### Text block
· · · · · · ·

There is a clear need to diversify evaluation strategies. Researchers should not always be assessed using the same set of metrics, but different metrics should be applied depending on which type of researcher and which skill is needed at an institution (Weingart 2005; Arlinghaus 2014; Hicks et al. 2015; Jeschke et al. 2016). Otherwise, players (i.e., researchers and heads of institutions) focus on “gaming” metrics rather than on their research. Indeed, maximizing metrics has become an end in itself for many researchers, which is not surprising when these metrics are continuously applied for their evaluation (Lawrence 2007; Hicks et al. 2015). For example, many researchers today primarily think about how they can acquire grant money and how they can get into a high-impact journal. If different metrics are applied by different evaluation committees, researchers may be less worried about maximizing certain metrics, as they do not know which metrics will be used in their case. They can then instead focus on actually creating knowledge.

An international court of arbitration for research

Another promising way forward would be to use existing codes of ethics and responsible conduct in science and research (e.g.,; and turn parts of them into binding rules (cf. Kaushal and Jeschke 2013; Alberts et al. 2015). Any violations of these rules could be dealt with by an international Court of Arbitration for Research (CARe). A similar system exists for sports, where disputes (e.g., doping) can be settled at the international Court of Arbitration for Sport (CAS), which has three courts (in Lausanne, New York, and Sydney). Perhaps it would be worth trying to have at least one for research as well, either in the form of a court or a similar type of entity, such as an international agency of research integrity.

· · · · · · ·

### Problems and tasks
(A) In the text on research evaluation, how would you render "There is a clear need to diversify evaluation strategies." in Spanish?
(B) Can you write out everything in the text on research evaluation from "Another promising way" down to "of research integrity.", swapping "sports" for "athletics"?

· · · · · · ·

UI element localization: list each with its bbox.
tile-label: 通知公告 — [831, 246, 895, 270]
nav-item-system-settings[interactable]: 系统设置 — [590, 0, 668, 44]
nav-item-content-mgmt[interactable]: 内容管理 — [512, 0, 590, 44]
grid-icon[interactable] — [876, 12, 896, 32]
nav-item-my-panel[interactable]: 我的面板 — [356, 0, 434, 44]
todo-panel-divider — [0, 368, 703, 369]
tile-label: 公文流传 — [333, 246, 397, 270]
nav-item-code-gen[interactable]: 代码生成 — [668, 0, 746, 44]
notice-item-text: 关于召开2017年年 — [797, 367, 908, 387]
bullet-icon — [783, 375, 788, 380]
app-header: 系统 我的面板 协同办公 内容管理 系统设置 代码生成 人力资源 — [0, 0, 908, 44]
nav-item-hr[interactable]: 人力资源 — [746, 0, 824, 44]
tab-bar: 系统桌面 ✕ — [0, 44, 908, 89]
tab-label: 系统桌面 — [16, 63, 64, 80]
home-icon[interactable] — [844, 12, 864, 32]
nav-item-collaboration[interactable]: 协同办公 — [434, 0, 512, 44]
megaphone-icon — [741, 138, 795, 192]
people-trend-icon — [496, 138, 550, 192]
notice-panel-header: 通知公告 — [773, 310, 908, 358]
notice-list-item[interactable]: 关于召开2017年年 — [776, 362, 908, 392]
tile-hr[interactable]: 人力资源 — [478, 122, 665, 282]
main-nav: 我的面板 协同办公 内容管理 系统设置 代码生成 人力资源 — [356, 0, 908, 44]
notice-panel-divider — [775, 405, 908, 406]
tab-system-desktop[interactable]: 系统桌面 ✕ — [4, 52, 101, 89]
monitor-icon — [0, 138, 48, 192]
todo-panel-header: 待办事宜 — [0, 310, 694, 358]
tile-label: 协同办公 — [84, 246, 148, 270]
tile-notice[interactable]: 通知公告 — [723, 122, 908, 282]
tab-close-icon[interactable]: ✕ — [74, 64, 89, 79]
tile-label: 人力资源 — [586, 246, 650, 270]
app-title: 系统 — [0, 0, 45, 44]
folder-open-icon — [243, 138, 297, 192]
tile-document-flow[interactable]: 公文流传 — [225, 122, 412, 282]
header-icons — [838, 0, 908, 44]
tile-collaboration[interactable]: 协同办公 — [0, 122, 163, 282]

· · · · · · ·

### Answers to each task
(A) Existe una clara necesidad de diversificar las estrategias de evaluación.

(B)
Another promising way forward would be to use existing codes of ethics and responsible conduct in science and research (e.g.,; and turn parts of them into binding rules (cf. Kaushal and Jeschke 2013; Alberts et al. 2015). Any violations of these rules could be dealt with by an international Court of Arbitration for Research (CARe). A similar system exists for athletics, where disputes (e.g., doping) can be settled at the international Court of Arbitration for Sport (CAS), which has three courts (in Lausanne, New York, and Sydney). Perhaps it would be worth trying to have at least one for research as well, either in the form of a court or a similar type of entity, such as an international agency of research integrity.